Given problem:
Write out each line that follows exactly as it stands, without the pictures.

Available data:
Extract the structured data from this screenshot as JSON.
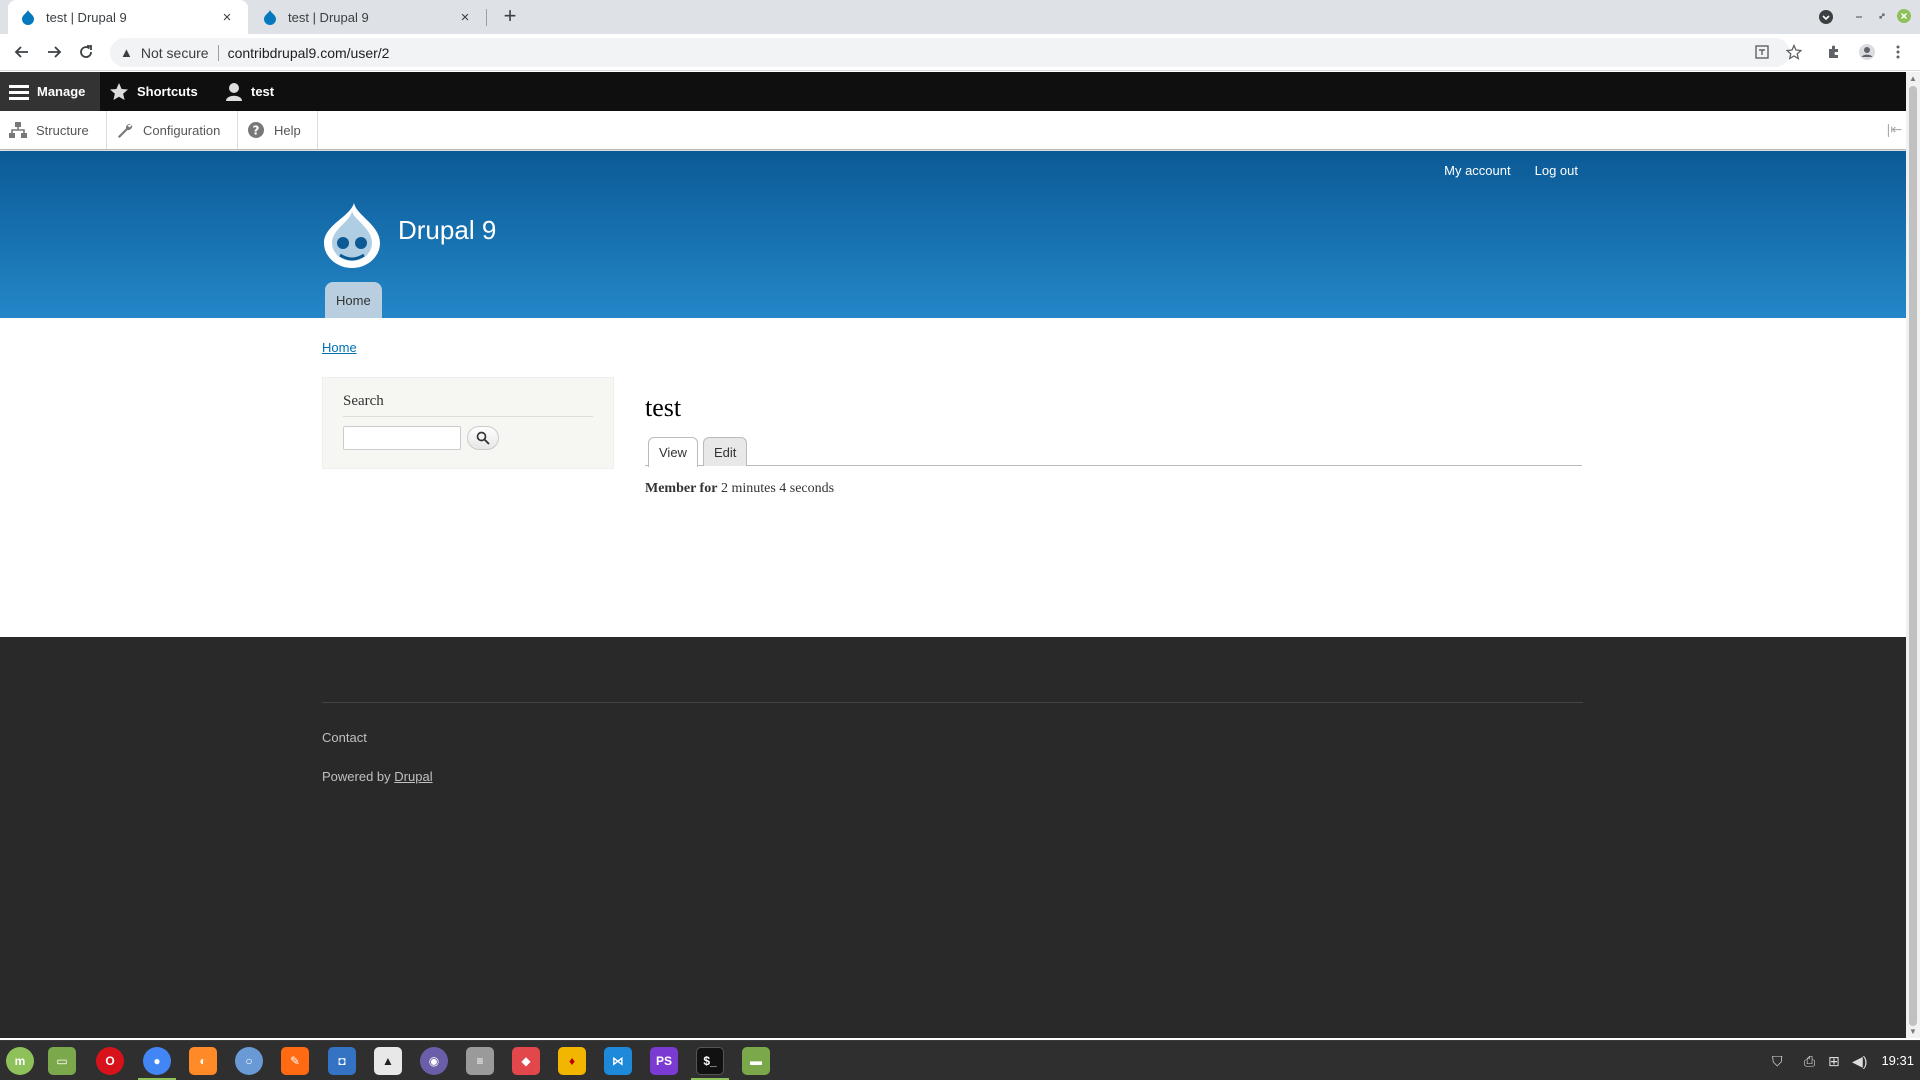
{
  "browser": {
    "tabs": [
      {
        "title": "test | Drupal 9",
        "close": "×"
      },
      {
        "title": "test | Drupal 9",
        "close": "×"
      }
    ],
    "new_tab": "+",
    "security_label": "Not secure",
    "url": "contribdrupal9.com/user/2"
  },
  "admin_toolbar": {
    "manage": "Manage",
    "shortcuts": "Shortcuts",
    "user": "test",
    "tray": [
      "Structure",
      "Configuration",
      "Help"
    ]
  },
  "site": {
    "secondary_menu": [
      "My account",
      "Log out"
    ],
    "name": "Drupal 9",
    "main_menu": [
      "Home"
    ],
    "brand_color": "#0b5a96"
  },
  "content": {
    "breadcrumb": "Home",
    "search_block": {
      "title": "Search",
      "placeholder": ""
    },
    "page_title": "test",
    "local_tabs": [
      "View",
      "Edit"
    ],
    "member_for_label": "Member for",
    "member_for_value": "2 minutes 4 seconds"
  },
  "footer": {
    "contact": "Contact",
    "powered_by": "Powered by",
    "powered_by_link": "Drupal"
  },
  "taskbar": {
    "clock": "19:31",
    "apps": [
      "mint-menu-icon",
      "files-icon",
      "opera-icon",
      "chrome-icon",
      "firefox-icon",
      "chromium-icon",
      "sublime-icon",
      "screenshot-icon",
      "inkscape-icon",
      "obs-icon",
      "database-icon",
      "git-icon",
      "filezilla-icon",
      "vscode-icon",
      "phpstorm-icon",
      "terminal-icon",
      "folder-icon"
    ]
  }
}
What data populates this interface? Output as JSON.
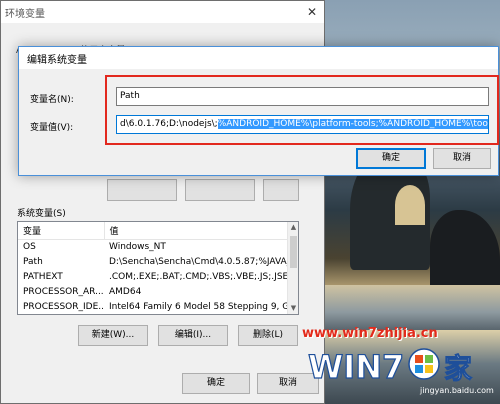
{
  "background_window": {
    "title": "环境变量",
    "close_glyph": "✕",
    "user_group_label": "Administrator 的用户变量(U)",
    "system_group_label": "系统变量(S)",
    "system_table": {
      "headers": [
        "变量",
        "值"
      ],
      "rows": [
        [
          "OS",
          "Windows_NT"
        ],
        [
          "Path",
          "D:\\Sencha\\Sencha\\Cmd\\4.0.5.87;%JAVA_..."
        ],
        [
          "PATHEXT",
          ".COM;.EXE;.BAT;.CMD;.VBS;.VBE;.JS;.JSE;..."
        ],
        [
          "PROCESSOR_AR...",
          "AMD64"
        ],
        [
          "PROCESSOR_IDE...",
          "Intel64 Family 6 Model 58 Stepping 9, G..."
        ]
      ]
    },
    "buttons": {
      "new": "新建(W)...",
      "edit": "编辑(I)...",
      "delete": "删除(L)",
      "ok": "确定",
      "cancel": "取消"
    }
  },
  "edit_dialog": {
    "title": "编辑系统变量",
    "name_label": "变量名(N):",
    "name_value": "Path",
    "value_label": "变量值(V):",
    "value_plain": "d\\6.0.1.76;D:\\nodejs\\;",
    "value_selected": "%ANDROID_HOME%\\platform-tools;%ANDROID_HOME%\\tools;",
    "ok": "确定",
    "cancel": "取消"
  },
  "watermark": {
    "url": "www.win7zhijia.cn",
    "logo_text": "WIN7 之家",
    "small_text": "jingyan.baidu.com"
  },
  "colors": {
    "highlight_box": "#e2281e",
    "selection": "#3399ff",
    "primary_button_border": "#0078d7"
  }
}
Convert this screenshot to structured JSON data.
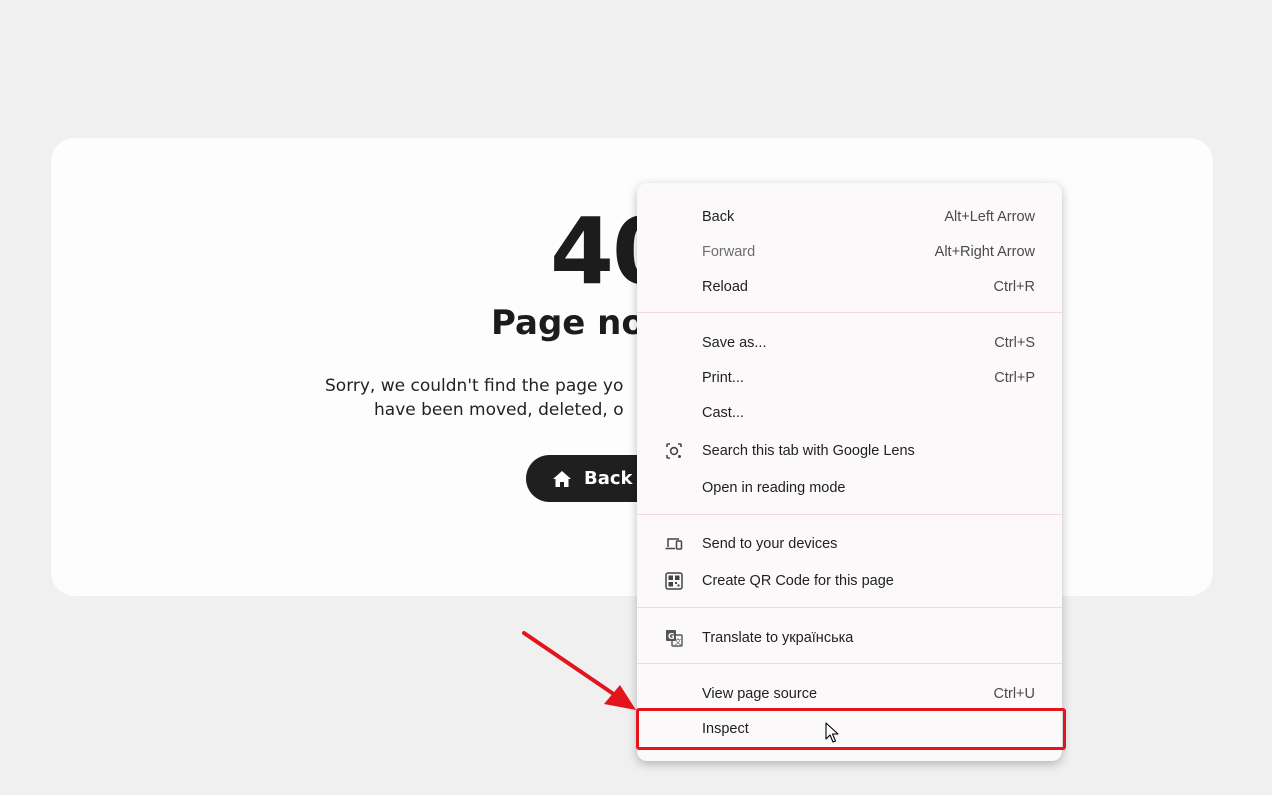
{
  "page": {
    "error_code": "40",
    "title": "Page no",
    "message_line1": "Sorry, we couldn't find the page yo",
    "message_line2": "have been moved, deleted, o",
    "back_button_label": "Back t"
  },
  "context_menu": {
    "items": [
      {
        "label": "Back",
        "shortcut": "Alt+Left Arrow"
      },
      {
        "label": "Forward",
        "shortcut": "Alt+Right Arrow",
        "disabled": true
      },
      {
        "label": "Reload",
        "shortcut": "Ctrl+R"
      },
      {
        "label": "Save as...",
        "shortcut": "Ctrl+S"
      },
      {
        "label": "Print...",
        "shortcut": "Ctrl+P"
      },
      {
        "label": "Cast...",
        "shortcut": ""
      },
      {
        "label": "Search this tab with Google Lens",
        "shortcut": "",
        "icon": "google-lens-icon"
      },
      {
        "label": "Open in reading mode",
        "shortcut": ""
      },
      {
        "label": "Send to your devices",
        "shortcut": "",
        "icon": "devices-icon"
      },
      {
        "label": "Create QR Code for this page",
        "shortcut": "",
        "icon": "qr-code-icon"
      },
      {
        "label": "Translate to українська",
        "shortcut": "",
        "icon": "translate-icon"
      },
      {
        "label": "View page source",
        "shortcut": "Ctrl+U"
      },
      {
        "label": "Inspect",
        "shortcut": ""
      }
    ]
  },
  "annotation": {
    "highlight_color": "#e3141b",
    "highlighted_item": "Inspect"
  }
}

Completed task:
Extract the structured data from this screenshot as JSON.
{
  "browser": {
    "tabs": [
      {
        "title": "test | Drupal 9",
        "close": "×"
      },
      {
        "title": "test | Drupal 9",
        "close": "×"
      }
    ],
    "new_tab": "+",
    "security_label": "Not secure",
    "url": "contribdrupal9.com/user/2"
  },
  "admin_toolbar": {
    "manage": "Manage",
    "shortcuts": "Shortcuts",
    "user": "test",
    "tray": [
      "Structure",
      "Configuration",
      "Help"
    ]
  },
  "site": {
    "secondary_menu": [
      "My account",
      "Log out"
    ],
    "name": "Drupal 9",
    "main_menu": [
      "Home"
    ],
    "brand_color": "#0b5a96"
  },
  "content": {
    "breadcrumb": "Home",
    "search_block": {
      "title": "Search",
      "placeholder": ""
    },
    "page_title": "test",
    "local_tabs": [
      "View",
      "Edit"
    ],
    "member_for_label": "Member for",
    "member_for_value": "2 minutes 4 seconds"
  },
  "footer": {
    "contact": "Contact",
    "powered_by": "Powered by",
    "powered_by_link": "Drupal"
  },
  "taskbar": {
    "clock": "19:31",
    "apps": [
      "mint-menu-icon",
      "files-icon",
      "opera-icon",
      "chrome-icon",
      "firefox-icon",
      "chromium-icon",
      "sublime-icon",
      "screenshot-icon",
      "inkscape-icon",
      "obs-icon",
      "database-icon",
      "git-icon",
      "filezilla-icon",
      "vscode-icon",
      "phpstorm-icon",
      "terminal-icon",
      "folder-icon"
    ]
  }
}
What data populates this interface? Output as JSON.
{
  "background_window": {
    "title": "环境变量",
    "close_glyph": "✕",
    "user_group_label": "Administrator 的用户变量(U)",
    "system_group_label": "系统变量(S)",
    "system_table": {
      "headers": [
        "变量",
        "值"
      ],
      "rows": [
        [
          "OS",
          "Windows_NT"
        ],
        [
          "Path",
          "D:\\Sencha\\Sencha\\Cmd\\4.0.5.87;%JAVA_..."
        ],
        [
          "PATHEXT",
          ".COM;.EXE;.BAT;.CMD;.VBS;.VBE;.JS;.JSE;..."
        ],
        [
          "PROCESSOR_AR...",
          "AMD64"
        ],
        [
          "PROCESSOR_IDE...",
          "Intel64 Family 6 Model 58 Stepping 9, G..."
        ]
      ]
    },
    "buttons": {
      "new": "新建(W)...",
      "edit": "编辑(I)...",
      "delete": "删除(L)",
      "ok": "确定",
      "cancel": "取消"
    }
  },
  "edit_dialog": {
    "title": "编辑系统变量",
    "name_label": "变量名(N):",
    "name_value": "Path",
    "value_label": "变量值(V):",
    "value_plain": "d\\6.0.1.76;D:\\nodejs\\;",
    "value_selected": "%ANDROID_HOME%\\platform-tools;%ANDROID_HOME%\\tools;",
    "ok": "确定",
    "cancel": "取消"
  },
  "watermark": {
    "url": "www.win7zhijia.cn",
    "logo_text": "WIN7 之家",
    "small_text": "jingyan.baidu.com"
  },
  "colors": {
    "highlight_box": "#e2281e",
    "selection": "#3399ff",
    "primary_button_border": "#0078d7"
  }
}
Convert this screenshot to structured JSON data.
{
  "page": {
    "error_code": "40",
    "title": "Page no",
    "message_line1": "Sorry, we couldn't find the page yo",
    "message_line2": "have been moved, deleted, o",
    "back_button_label": "Back t"
  },
  "context_menu": {
    "items": [
      {
        "label": "Back",
        "shortcut": "Alt+Left Arrow"
      },
      {
        "label": "Forward",
        "shortcut": "Alt+Right Arrow",
        "disabled": true
      },
      {
        "label": "Reload",
        "shortcut": "Ctrl+R"
      },
      {
        "label": "Save as...",
        "shortcut": "Ctrl+S"
      },
      {
        "label": "Print...",
        "shortcut": "Ctrl+P"
      },
      {
        "label": "Cast...",
        "shortcut": ""
      },
      {
        "label": "Search this tab with Google Lens",
        "shortcut": "",
        "icon": "google-lens-icon"
      },
      {
        "label": "Open in reading mode",
        "shortcut": ""
      },
      {
        "label": "Send to your devices",
        "shortcut": "",
        "icon": "devices-icon"
      },
      {
        "label": "Create QR Code for this page",
        "shortcut": "",
        "icon": "qr-code-icon"
      },
      {
        "label": "Translate to українська",
        "shortcut": "",
        "icon": "translate-icon"
      },
      {
        "label": "View page source",
        "shortcut": "Ctrl+U"
      },
      {
        "label": "Inspect",
        "shortcut": ""
      }
    ]
  },
  "annotation": {
    "highlight_color": "#e3141b",
    "highlighted_item": "Inspect"
  }
}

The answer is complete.